Direction ->
Without omitting anything, return the records precisely as given.

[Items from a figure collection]
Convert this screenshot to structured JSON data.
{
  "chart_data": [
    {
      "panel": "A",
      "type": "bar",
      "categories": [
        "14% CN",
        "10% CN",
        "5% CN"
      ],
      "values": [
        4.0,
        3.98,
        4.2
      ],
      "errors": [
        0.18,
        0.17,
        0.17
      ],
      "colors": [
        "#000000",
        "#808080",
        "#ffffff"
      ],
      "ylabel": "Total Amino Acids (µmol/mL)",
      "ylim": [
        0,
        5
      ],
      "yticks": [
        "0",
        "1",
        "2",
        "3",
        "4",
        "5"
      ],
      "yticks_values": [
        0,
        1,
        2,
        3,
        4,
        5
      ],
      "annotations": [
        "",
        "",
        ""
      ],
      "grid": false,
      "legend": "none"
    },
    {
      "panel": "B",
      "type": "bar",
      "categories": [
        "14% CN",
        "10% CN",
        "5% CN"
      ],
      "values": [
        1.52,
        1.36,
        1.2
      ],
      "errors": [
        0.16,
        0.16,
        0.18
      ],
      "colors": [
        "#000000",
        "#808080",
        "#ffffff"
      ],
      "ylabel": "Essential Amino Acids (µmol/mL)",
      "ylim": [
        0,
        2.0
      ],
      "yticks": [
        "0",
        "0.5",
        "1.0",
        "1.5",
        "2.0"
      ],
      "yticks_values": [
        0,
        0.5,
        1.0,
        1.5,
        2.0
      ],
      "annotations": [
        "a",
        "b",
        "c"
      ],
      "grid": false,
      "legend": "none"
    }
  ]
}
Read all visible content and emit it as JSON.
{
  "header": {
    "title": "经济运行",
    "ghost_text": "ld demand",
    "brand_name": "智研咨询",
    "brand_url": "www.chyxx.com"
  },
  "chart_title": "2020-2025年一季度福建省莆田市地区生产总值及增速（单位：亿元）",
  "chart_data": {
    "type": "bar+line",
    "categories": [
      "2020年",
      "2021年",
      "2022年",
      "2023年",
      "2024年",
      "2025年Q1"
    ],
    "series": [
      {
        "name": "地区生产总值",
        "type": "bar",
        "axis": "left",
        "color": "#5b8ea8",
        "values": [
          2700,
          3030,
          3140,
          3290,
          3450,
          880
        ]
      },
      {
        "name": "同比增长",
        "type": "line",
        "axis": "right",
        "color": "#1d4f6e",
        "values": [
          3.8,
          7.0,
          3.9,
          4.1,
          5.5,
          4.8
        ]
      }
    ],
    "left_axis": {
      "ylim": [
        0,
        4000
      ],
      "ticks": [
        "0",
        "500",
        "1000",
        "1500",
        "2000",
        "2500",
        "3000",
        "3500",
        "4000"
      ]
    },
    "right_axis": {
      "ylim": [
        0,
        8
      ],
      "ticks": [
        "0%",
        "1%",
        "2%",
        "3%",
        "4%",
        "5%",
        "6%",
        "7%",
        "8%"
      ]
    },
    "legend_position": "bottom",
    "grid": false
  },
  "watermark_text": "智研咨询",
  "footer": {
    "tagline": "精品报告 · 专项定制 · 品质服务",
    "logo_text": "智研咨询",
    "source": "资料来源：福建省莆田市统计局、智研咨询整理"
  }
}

Completed exercise ->
Convert this screenshot to structured JSON data.
{
  "chart_data": [
    {
      "panel": "A",
      "type": "bar",
      "categories": [
        "14% CN",
        "10% CN",
        "5% CN"
      ],
      "values": [
        4.0,
        3.98,
        4.2
      ],
      "errors": [
        0.18,
        0.17,
        0.17
      ],
      "colors": [
        "#000000",
        "#808080",
        "#ffffff"
      ],
      "ylabel": "Total Amino Acids (µmol/mL)",
      "ylim": [
        0,
        5
      ],
      "yticks": [
        "0",
        "1",
        "2",
        "3",
        "4",
        "5"
      ],
      "yticks_values": [
        0,
        1,
        2,
        3,
        4,
        5
      ],
      "annotations": [
        "",
        "",
        ""
      ],
      "grid": false,
      "legend": "none"
    },
    {
      "panel": "B",
      "type": "bar",
      "categories": [
        "14% CN",
        "10% CN",
        "5% CN"
      ],
      "values": [
        1.52,
        1.36,
        1.2
      ],
      "errors": [
        0.16,
        0.16,
        0.18
      ],
      "colors": [
        "#000000",
        "#808080",
        "#ffffff"
      ],
      "ylabel": "Essential Amino Acids (µmol/mL)",
      "ylim": [
        0,
        2.0
      ],
      "yticks": [
        "0",
        "0.5",
        "1.0",
        "1.5",
        "2.0"
      ],
      "yticks_values": [
        0,
        0.5,
        1.0,
        1.5,
        2.0
      ],
      "annotations": [
        "a",
        "b",
        "c"
      ],
      "grid": false,
      "legend": "none"
    }
  ]
}
Read all visible content and emit it as JSON.
{
  "header": {
    "title": "经济运行",
    "ghost_text": "ld demand",
    "brand_name": "智研咨询",
    "brand_url": "www.chyxx.com"
  },
  "chart_title": "2020-2025年一季度福建省莆田市地区生产总值及增速（单位：亿元）",
  "chart_data": {
    "type": "bar+line",
    "categories": [
      "2020年",
      "2021年",
      "2022年",
      "2023年",
      "2024年",
      "2025年Q1"
    ],
    "series": [
      {
        "name": "地区生产总值",
        "type": "bar",
        "axis": "left",
        "color": "#5b8ea8",
        "values": [
          2700,
          3030,
          3140,
          3290,
          3450,
          880
        ]
      },
      {
        "name": "同比增长",
        "type": "line",
        "axis": "right",
        "color": "#1d4f6e",
        "values": [
          3.8,
          7.0,
          3.9,
          4.1,
          5.5,
          4.8
        ]
      }
    ],
    "left_axis": {
      "ylim": [
        0,
        4000
      ],
      "ticks": [
        "0",
        "500",
        "1000",
        "1500",
        "2000",
        "2500",
        "3000",
        "3500",
        "4000"
      ]
    },
    "right_axis": {
      "ylim": [
        0,
        8
      ],
      "ticks": [
        "0%",
        "1%",
        "2%",
        "3%",
        "4%",
        "5%",
        "6%",
        "7%",
        "8%"
      ]
    },
    "legend_position": "bottom",
    "grid": false
  },
  "watermark_text": "智研咨询",
  "footer": {
    "tagline": "精品报告 · 专项定制 · 品质服务",
    "logo_text": "智研咨询",
    "source": "资料来源：福建省莆田市统计局、智研咨询整理"
  }
}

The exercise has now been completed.